● Extracted records:
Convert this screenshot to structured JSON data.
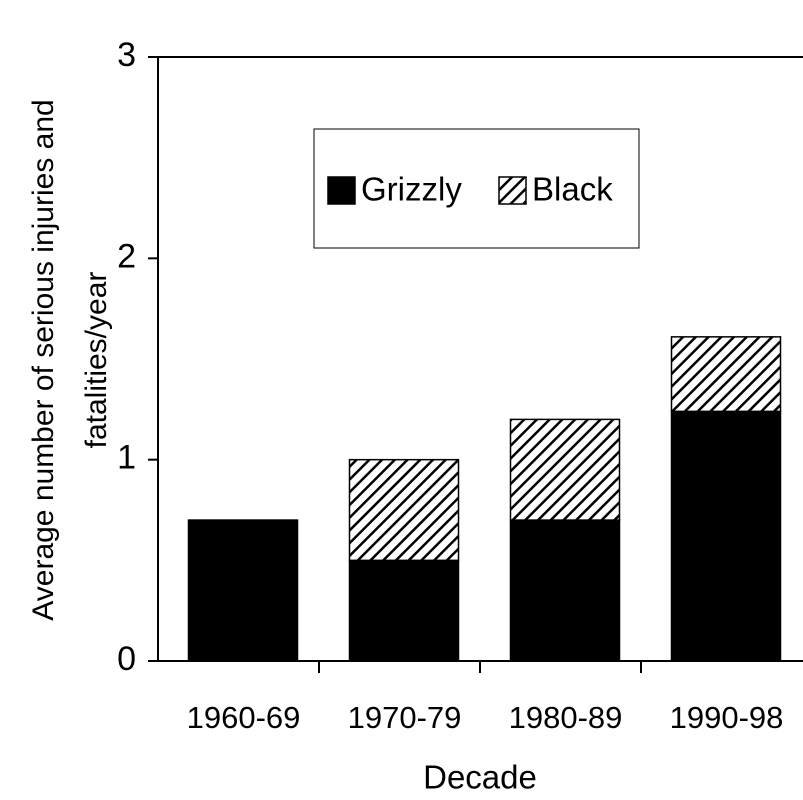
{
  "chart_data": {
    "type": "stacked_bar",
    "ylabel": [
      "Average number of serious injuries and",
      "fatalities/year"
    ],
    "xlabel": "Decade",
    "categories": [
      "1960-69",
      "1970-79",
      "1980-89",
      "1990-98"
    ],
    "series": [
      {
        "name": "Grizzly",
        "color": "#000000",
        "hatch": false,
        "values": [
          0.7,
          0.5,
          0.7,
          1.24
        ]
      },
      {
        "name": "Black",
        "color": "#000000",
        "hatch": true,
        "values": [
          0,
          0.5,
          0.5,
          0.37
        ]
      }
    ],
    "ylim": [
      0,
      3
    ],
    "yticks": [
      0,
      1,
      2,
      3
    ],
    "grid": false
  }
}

● What is needed: Verbatim reproduction of every record is required; images are left out.

● Solved exercise:
Convert this screenshot to structured JSON data.
{
  "chart_data": {
    "type": "stacked_bar",
    "ylabel": [
      "Average number of serious injuries and",
      "fatalities/year"
    ],
    "xlabel": "Decade",
    "categories": [
      "1960-69",
      "1970-79",
      "1980-89",
      "1990-98"
    ],
    "series": [
      {
        "name": "Grizzly",
        "color": "#000000",
        "hatch": false,
        "values": [
          0.7,
          0.5,
          0.7,
          1.24
        ]
      },
      {
        "name": "Black",
        "color": "#000000",
        "hatch": true,
        "values": [
          0,
          0.5,
          0.5,
          0.37
        ]
      }
    ],
    "ylim": [
      0,
      3
    ],
    "yticks": [
      0,
      1,
      2,
      3
    ],
    "grid": false
  }
}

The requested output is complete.